== Material shown ==
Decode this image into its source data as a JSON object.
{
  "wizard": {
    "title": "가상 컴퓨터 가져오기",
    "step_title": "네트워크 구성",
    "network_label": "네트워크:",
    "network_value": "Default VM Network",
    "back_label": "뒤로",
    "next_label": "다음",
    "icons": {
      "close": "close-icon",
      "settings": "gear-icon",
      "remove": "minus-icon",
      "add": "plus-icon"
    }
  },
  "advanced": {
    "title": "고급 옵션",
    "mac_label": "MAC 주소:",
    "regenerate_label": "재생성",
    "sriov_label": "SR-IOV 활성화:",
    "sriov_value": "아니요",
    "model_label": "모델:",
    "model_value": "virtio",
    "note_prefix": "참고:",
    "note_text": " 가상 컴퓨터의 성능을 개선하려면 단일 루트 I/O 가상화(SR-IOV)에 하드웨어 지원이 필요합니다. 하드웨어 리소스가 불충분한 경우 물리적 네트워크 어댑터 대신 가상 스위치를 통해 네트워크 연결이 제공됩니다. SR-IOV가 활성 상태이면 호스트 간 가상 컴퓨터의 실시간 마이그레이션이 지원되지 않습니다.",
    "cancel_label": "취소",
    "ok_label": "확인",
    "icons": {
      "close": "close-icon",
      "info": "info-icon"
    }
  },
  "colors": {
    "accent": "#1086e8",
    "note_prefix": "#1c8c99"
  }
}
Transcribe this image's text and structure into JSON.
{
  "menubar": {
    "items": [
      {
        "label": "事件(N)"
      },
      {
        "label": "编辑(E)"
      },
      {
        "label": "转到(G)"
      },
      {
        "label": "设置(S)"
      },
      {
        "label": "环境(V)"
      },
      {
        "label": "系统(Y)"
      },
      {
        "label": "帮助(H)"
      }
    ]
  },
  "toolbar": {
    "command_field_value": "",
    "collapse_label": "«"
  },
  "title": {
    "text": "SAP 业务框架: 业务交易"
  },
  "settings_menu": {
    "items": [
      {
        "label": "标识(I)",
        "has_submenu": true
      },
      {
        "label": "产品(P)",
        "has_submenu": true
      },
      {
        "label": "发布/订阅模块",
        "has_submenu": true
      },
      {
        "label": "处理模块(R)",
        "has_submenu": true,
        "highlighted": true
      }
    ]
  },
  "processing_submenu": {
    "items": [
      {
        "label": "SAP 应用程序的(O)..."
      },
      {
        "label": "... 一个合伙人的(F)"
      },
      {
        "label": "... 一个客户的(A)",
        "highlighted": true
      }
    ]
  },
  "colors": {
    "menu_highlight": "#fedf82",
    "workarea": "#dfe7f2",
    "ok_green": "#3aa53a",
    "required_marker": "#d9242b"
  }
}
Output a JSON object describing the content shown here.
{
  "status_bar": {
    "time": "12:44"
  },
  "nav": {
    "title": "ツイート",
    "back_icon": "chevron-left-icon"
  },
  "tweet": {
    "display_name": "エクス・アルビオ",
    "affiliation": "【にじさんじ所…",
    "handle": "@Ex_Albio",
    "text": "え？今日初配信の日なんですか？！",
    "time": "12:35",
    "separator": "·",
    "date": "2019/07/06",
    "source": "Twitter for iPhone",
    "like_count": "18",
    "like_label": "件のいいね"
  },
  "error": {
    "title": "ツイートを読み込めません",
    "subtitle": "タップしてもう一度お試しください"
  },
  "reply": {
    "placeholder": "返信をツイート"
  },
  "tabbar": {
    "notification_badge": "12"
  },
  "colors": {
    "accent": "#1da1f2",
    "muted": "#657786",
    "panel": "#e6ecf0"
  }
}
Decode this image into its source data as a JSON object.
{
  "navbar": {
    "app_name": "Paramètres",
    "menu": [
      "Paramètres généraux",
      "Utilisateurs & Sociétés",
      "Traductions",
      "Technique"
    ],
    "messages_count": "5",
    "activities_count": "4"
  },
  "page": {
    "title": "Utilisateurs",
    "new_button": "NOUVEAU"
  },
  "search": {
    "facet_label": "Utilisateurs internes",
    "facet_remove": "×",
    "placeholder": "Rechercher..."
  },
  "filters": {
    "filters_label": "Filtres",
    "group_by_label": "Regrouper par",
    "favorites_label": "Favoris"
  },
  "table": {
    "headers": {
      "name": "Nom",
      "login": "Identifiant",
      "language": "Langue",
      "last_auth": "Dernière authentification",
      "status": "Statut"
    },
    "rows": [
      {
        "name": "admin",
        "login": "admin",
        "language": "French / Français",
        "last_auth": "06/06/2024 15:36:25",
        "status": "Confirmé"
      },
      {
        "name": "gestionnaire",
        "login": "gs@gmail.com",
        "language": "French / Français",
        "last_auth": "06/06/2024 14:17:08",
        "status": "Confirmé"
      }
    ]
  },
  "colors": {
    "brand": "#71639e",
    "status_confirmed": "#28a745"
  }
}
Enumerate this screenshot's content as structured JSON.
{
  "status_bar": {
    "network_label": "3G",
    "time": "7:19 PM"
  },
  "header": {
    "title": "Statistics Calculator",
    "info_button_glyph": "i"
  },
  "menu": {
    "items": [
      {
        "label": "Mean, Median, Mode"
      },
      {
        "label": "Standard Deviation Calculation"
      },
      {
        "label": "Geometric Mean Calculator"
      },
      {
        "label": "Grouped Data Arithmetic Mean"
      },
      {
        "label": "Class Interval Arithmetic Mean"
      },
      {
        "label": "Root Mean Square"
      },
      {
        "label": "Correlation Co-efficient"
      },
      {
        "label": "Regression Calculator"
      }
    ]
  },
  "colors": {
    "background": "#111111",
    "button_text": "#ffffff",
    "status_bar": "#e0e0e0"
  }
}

== Written task ==
Pull every line containing the word "JSON" out of the entries above.

== Output ==
Decode this image into its source data as a JSON object.
Transcribe this image's text and structure into JSON.
Output a JSON object describing the content shown here.
Decode this image into its source data as a JSON object.
Enumerate this screenshot's content as structured JSON.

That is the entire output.